Write out every entry, unchanged. Skip any picture.

** START MATERIAL PROVIDED **

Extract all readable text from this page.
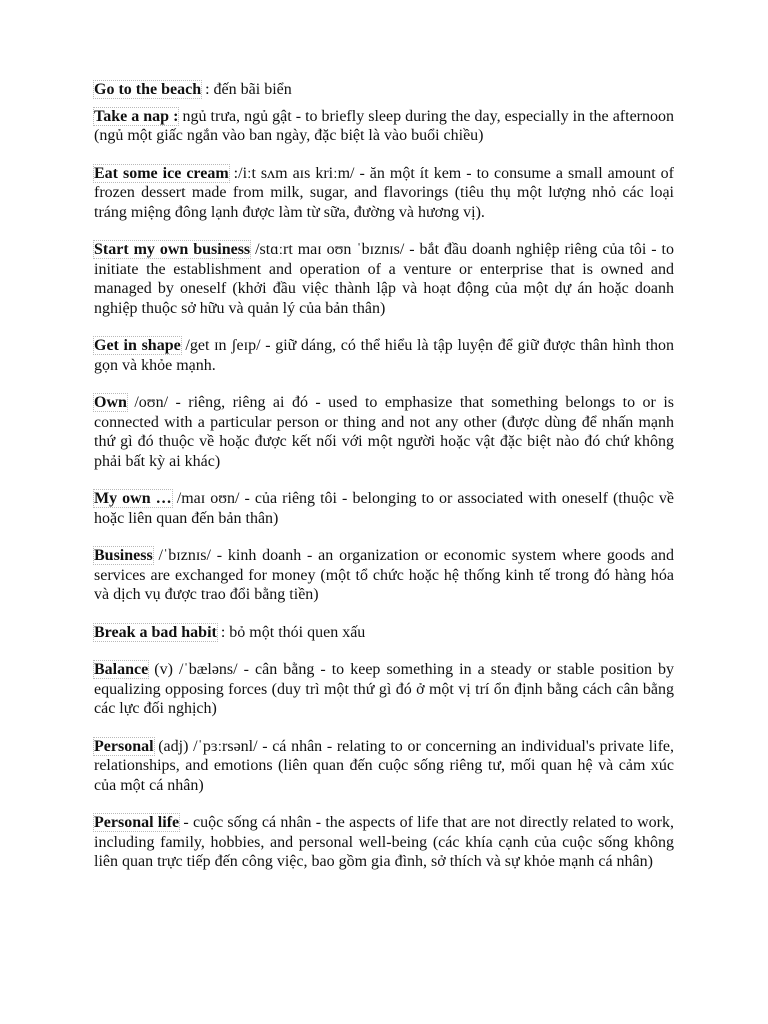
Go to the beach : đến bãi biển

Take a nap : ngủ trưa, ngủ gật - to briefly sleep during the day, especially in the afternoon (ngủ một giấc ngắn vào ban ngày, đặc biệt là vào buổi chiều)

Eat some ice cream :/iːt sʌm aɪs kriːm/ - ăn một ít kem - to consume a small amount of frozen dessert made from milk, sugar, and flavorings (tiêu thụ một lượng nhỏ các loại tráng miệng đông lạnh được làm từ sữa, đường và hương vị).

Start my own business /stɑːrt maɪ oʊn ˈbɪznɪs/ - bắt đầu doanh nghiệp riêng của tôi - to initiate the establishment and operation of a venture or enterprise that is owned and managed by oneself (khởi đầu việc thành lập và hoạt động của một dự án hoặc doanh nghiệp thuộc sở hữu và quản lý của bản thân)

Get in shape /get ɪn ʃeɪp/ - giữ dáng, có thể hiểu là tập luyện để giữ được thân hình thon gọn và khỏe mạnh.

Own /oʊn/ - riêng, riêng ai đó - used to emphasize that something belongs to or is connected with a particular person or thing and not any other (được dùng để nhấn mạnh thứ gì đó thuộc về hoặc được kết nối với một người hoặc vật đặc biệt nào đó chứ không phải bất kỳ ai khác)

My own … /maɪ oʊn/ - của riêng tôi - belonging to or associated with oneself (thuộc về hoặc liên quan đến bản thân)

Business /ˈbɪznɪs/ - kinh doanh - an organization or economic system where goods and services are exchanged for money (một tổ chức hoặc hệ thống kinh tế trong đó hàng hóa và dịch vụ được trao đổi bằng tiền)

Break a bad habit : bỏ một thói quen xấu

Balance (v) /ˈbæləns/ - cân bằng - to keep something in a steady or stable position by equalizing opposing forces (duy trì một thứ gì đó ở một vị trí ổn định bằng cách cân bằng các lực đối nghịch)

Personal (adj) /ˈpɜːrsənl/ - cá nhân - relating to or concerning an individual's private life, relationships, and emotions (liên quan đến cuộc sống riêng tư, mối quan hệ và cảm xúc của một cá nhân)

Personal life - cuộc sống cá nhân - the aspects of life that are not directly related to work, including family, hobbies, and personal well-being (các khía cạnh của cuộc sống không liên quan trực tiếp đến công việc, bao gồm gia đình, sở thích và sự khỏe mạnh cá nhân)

** END MATERIAL PROVIDED **

◆ OUTPUT FOR THIS EXERCISE
Extract all readable text from this page.
Go to the beach : đến bãi biển

Take a nap : ngủ trưa, ngủ gật - to briefly sleep during the day, especially in the afternoon (ngủ một giấc ngắn vào ban ngày, đặc biệt là vào buổi chiều)

Eat some ice cream :/iːt sʌm aɪs kriːm/ - ăn một ít kem - to consume a small amount of frozen dessert made from milk, sugar, and flavorings (tiêu thụ một lượng nhỏ các loại tráng miệng đông lạnh được làm từ sữa, đường và hương vị).

Start my own business /stɑːrt maɪ oʊn ˈbɪznɪs/ - bắt đầu doanh nghiệp riêng của tôi - to initiate the establishment and operation of a venture or enterprise that is owned and managed by oneself (khởi đầu việc thành lập và hoạt động của một dự án hoặc doanh nghiệp thuộc sở hữu và quản lý của bản thân)

Get in shape /get ɪn ʃeɪp/ - giữ dáng, có thể hiểu là tập luyện để giữ được thân hình thon gọn và khỏe mạnh.

Own /oʊn/ - riêng, riêng ai đó - used to emphasize that something belongs to or is connected with a particular person or thing and not any other (được dùng để nhấn mạnh thứ gì đó thuộc về hoặc được kết nối với một người hoặc vật đặc biệt nào đó chứ không phải bất kỳ ai khác)

My own … /maɪ oʊn/ - của riêng tôi - belonging to or associated with oneself (thuộc về hoặc liên quan đến bản thân)

Business /ˈbɪznɪs/ - kinh doanh - an organization or economic system where goods and services are exchanged for money (một tổ chức hoặc hệ thống kinh tế trong đó hàng hóa và dịch vụ được trao đổi bằng tiền)

Break a bad habit : bỏ một thói quen xấu

Balance (v) /ˈbæləns/ - cân bằng - to keep something in a steady or stable position by equalizing opposing forces (duy trì một thứ gì đó ở một vị trí ổn định bằng cách cân bằng các lực đối nghịch)

Personal (adj) /ˈpɜːrsənl/ - cá nhân - relating to or concerning an individual's private life, relationships, and emotions (liên quan đến cuộc sống riêng tư, mối quan hệ và cảm xúc của một cá nhân)

Personal life - cuộc sống cá nhân - the aspects of life that are not directly related to work, including family, hobbies, and personal well-being (các khía cạnh của cuộc sống không liên quan trực tiếp đến công việc, bao gồm gia đình, sở thích và sự khỏe mạnh cá nhân)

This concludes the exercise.